» **Direction**:
Look for "name" in each line of the entries, and return the matching lines.

##### The records

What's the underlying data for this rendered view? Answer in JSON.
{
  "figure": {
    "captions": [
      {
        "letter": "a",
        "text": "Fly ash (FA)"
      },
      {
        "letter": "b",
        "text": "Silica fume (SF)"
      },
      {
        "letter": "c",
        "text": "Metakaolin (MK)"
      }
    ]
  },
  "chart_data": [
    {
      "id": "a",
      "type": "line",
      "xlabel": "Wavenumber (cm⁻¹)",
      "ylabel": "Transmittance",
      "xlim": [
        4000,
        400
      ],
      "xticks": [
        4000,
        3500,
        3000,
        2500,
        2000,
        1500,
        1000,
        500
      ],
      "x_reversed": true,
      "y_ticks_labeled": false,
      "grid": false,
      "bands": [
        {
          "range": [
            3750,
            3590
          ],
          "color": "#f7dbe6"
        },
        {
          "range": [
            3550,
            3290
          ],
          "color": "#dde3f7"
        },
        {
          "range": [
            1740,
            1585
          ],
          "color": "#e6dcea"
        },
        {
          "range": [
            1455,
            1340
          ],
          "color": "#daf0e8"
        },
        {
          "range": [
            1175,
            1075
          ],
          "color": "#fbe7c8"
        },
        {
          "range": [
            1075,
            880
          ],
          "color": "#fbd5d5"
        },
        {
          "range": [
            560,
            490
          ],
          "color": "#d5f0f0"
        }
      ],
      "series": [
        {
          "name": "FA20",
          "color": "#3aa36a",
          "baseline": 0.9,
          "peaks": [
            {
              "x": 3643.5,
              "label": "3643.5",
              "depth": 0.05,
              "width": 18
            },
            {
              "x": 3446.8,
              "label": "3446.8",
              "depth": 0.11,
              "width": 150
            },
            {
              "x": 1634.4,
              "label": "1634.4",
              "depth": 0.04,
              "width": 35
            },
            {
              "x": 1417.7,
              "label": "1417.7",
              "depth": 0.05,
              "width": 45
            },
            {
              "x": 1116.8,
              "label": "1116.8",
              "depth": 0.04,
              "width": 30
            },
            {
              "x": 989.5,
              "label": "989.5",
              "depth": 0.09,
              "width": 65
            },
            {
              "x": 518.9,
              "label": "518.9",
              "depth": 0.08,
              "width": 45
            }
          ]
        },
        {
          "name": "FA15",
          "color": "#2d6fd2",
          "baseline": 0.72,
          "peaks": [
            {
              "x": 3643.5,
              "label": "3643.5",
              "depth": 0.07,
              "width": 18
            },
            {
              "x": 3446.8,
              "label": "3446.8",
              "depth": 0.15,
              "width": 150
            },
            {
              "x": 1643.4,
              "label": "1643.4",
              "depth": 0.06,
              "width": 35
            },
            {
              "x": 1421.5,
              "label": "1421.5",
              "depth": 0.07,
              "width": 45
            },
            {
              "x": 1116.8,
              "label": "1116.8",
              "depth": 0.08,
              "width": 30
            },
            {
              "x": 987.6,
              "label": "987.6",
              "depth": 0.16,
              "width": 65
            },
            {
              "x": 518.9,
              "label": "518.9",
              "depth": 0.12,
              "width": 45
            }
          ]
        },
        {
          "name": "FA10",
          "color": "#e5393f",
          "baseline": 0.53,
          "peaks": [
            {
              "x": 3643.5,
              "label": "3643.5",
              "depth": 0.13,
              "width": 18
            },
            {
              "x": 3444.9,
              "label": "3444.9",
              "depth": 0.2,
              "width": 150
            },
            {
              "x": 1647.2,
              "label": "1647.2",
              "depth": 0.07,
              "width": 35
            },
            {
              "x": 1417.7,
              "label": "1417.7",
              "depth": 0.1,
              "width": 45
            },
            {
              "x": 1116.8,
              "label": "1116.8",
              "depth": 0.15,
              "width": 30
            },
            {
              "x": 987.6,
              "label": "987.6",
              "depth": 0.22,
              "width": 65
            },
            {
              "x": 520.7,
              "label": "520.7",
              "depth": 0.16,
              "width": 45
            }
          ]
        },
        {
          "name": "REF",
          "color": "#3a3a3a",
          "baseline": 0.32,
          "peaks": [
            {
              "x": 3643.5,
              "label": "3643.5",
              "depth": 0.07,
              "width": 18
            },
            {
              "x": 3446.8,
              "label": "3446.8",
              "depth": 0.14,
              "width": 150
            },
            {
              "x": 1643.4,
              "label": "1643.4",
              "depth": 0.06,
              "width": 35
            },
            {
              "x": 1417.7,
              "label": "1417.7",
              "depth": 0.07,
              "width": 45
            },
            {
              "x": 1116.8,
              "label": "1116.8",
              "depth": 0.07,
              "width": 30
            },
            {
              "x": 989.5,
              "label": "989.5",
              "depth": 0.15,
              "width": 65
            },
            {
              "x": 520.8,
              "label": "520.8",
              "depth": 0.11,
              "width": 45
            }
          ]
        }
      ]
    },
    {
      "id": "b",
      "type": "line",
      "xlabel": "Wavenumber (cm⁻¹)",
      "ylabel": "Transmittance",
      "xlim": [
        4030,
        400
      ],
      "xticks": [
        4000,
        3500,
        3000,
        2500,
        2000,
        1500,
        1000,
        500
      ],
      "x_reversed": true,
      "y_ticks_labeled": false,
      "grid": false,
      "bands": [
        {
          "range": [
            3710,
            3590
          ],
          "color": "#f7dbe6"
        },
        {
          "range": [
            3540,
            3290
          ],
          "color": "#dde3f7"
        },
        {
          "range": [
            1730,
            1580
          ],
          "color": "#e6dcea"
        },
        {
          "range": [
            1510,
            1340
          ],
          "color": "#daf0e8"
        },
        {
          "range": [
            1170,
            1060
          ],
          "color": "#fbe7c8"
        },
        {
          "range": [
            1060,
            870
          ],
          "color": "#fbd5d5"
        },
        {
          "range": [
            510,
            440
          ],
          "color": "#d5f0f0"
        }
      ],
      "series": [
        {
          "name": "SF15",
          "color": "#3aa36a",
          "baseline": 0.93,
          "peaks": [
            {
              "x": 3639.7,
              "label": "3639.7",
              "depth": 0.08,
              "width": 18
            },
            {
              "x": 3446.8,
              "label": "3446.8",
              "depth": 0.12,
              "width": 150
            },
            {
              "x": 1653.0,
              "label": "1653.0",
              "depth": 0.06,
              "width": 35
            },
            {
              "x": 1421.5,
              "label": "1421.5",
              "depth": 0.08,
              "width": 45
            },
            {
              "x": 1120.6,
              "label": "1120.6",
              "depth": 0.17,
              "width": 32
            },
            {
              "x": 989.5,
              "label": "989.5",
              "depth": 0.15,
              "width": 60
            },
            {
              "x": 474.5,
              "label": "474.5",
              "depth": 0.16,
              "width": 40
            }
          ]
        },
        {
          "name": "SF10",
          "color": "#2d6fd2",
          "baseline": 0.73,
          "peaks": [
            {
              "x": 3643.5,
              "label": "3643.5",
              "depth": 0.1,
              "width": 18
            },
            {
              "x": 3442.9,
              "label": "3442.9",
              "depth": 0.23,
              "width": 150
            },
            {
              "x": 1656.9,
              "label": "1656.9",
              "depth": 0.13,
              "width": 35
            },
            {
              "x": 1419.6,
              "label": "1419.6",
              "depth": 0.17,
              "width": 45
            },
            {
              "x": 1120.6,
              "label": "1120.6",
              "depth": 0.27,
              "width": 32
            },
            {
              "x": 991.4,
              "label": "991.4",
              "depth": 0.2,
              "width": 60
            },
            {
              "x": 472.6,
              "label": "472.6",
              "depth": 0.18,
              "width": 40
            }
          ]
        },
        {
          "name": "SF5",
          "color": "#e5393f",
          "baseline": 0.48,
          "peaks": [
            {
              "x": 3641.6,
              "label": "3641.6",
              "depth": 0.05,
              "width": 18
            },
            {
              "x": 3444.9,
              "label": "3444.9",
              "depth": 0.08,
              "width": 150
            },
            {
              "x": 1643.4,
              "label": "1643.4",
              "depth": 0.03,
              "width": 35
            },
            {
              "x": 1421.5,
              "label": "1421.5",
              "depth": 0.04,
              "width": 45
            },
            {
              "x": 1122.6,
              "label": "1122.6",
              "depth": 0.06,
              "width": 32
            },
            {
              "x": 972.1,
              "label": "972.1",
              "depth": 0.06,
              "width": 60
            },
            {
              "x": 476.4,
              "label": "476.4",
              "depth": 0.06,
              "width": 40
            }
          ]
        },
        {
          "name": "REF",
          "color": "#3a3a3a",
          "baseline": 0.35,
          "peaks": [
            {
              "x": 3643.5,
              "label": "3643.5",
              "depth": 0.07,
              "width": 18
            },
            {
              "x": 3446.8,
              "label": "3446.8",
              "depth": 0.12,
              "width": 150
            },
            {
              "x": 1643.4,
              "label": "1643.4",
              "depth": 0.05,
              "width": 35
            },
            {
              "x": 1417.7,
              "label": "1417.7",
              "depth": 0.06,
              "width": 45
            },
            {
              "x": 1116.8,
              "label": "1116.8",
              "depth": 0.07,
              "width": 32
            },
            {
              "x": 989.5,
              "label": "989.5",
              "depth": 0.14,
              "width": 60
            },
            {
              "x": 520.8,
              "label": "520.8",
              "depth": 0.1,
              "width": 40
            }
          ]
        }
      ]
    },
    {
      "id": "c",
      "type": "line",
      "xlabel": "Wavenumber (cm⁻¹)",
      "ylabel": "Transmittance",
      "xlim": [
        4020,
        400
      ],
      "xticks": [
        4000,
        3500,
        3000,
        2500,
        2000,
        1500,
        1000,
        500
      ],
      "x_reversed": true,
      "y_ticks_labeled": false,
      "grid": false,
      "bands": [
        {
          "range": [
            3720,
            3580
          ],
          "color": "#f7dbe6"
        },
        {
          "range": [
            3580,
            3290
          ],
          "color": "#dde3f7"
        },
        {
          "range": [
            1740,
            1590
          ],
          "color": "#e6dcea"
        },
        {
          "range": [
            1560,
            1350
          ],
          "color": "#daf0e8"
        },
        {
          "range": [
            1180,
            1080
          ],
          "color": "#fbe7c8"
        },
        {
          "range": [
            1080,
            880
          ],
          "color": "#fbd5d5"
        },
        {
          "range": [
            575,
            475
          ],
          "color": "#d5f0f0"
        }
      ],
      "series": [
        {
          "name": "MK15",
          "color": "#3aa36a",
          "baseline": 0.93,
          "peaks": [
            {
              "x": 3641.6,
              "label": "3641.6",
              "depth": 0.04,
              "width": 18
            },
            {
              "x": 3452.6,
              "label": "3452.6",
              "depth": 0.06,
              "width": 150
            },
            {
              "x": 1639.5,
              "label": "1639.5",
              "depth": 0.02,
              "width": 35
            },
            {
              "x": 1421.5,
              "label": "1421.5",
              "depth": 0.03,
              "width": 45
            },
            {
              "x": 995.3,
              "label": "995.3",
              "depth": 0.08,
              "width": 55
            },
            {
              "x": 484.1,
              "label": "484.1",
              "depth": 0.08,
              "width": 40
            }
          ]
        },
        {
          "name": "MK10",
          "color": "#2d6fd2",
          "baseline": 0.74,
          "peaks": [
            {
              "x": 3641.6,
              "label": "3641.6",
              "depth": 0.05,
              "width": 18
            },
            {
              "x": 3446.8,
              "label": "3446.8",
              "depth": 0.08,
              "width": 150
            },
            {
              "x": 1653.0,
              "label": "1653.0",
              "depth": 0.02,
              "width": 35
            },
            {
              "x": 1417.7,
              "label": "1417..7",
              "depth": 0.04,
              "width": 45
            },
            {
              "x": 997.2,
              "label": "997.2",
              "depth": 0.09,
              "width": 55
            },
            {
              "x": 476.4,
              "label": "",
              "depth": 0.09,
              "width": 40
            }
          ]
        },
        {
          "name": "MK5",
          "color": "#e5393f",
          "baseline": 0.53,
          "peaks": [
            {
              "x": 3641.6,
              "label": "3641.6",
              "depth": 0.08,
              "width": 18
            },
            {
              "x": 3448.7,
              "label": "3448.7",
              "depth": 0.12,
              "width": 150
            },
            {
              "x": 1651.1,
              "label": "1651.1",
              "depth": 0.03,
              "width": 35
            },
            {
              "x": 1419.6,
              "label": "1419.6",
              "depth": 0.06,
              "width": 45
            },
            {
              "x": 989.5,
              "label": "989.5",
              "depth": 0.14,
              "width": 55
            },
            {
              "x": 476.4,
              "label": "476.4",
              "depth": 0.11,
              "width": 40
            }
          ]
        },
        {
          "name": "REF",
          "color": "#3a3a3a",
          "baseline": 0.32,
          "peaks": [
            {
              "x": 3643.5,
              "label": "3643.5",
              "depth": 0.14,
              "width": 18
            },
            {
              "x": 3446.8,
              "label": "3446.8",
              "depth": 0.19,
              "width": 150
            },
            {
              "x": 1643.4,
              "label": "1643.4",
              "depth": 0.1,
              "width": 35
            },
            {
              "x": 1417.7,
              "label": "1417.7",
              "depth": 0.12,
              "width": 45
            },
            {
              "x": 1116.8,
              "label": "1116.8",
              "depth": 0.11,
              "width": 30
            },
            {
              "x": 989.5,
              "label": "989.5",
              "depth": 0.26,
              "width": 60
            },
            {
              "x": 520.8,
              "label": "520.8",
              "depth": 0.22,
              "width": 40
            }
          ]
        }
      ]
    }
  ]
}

##########

» **Correct response**:
          "name": "FA20",
          "name": "FA15",
          "name": "FA10",
          "name": "REF",
          "name": "SF15",
          "name": "SF10",
          "name": "SF5",
          "name": "REF",
          "name": "MK15",
          "name": "MK10",
          "name": "MK5",
          "name": "REF",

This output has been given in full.